(Collected data)
++++
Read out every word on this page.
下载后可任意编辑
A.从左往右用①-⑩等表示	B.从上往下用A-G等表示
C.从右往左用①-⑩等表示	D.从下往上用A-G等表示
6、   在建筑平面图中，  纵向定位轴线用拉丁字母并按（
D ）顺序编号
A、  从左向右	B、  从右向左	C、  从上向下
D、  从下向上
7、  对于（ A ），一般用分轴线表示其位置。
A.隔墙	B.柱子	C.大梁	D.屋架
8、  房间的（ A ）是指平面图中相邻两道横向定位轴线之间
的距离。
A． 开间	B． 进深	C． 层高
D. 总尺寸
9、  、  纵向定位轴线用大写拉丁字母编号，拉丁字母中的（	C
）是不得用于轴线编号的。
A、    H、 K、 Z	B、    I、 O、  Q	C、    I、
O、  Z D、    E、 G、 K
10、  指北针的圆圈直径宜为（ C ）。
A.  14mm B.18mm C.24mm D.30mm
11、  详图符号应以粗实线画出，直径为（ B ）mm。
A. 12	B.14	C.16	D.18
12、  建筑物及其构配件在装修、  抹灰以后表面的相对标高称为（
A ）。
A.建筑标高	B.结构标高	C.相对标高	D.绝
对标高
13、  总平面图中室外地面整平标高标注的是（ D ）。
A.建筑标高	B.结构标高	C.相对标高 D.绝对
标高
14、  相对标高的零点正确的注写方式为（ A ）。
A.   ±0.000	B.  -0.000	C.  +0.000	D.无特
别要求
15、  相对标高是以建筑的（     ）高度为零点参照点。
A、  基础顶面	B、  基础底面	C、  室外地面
++++
Please restate the data word for word, every record included.

Read out every word on this page.
下载后可任意编辑
A.从左往右用①-⑩等表示	B.从上往下用A-G等表示
C.从右往左用①-⑩等表示	D.从下往上用A-G等表示
6、   在建筑平面图中，  纵向定位轴线用拉丁字母并按（
D ）顺序编号
A、  从左向右	B、  从右向左	C、  从上向下
D、  从下向上
7、  对于（ A ），一般用分轴线表示其位置。
A.隔墙	B.柱子	C.大梁	D.屋架
8、  房间的（ A ）是指平面图中相邻两道横向定位轴线之间
的距离。
A． 开间	B． 进深	C． 层高
D. 总尺寸
9、  、  纵向定位轴线用大写拉丁字母编号，拉丁字母中的（	C
）是不得用于轴线编号的。
A、    H、 K、 Z	B、    I、 O、  Q	C、    I、
O、  Z D、    E、 G、 K
10、  指北针的圆圈直径宜为（ C ）。
A.  14mm B.18mm C.24mm D.30mm
11、  详图符号应以粗实线画出，直径为（ B ）mm。
A. 12	B.14	C.16	D.18
12、  建筑物及其构配件在装修、  抹灰以后表面的相对标高称为（
A ）。
A.建筑标高	B.结构标高	C.相对标高	D.绝
对标高
13、  总平面图中室外地面整平标高标注的是（ D ）。
A.建筑标高	B.结构标高	C.相对标高 D.绝对
标高
14、  相对标高的零点正确的注写方式为（ A ）。
A.   ±0.000	B.  -0.000	C.  +0.000	D.无特
别要求
15、  相对标高是以建筑的（     ）高度为零点参照点。
A、  基础顶面	B、  基础底面	C、  室外地面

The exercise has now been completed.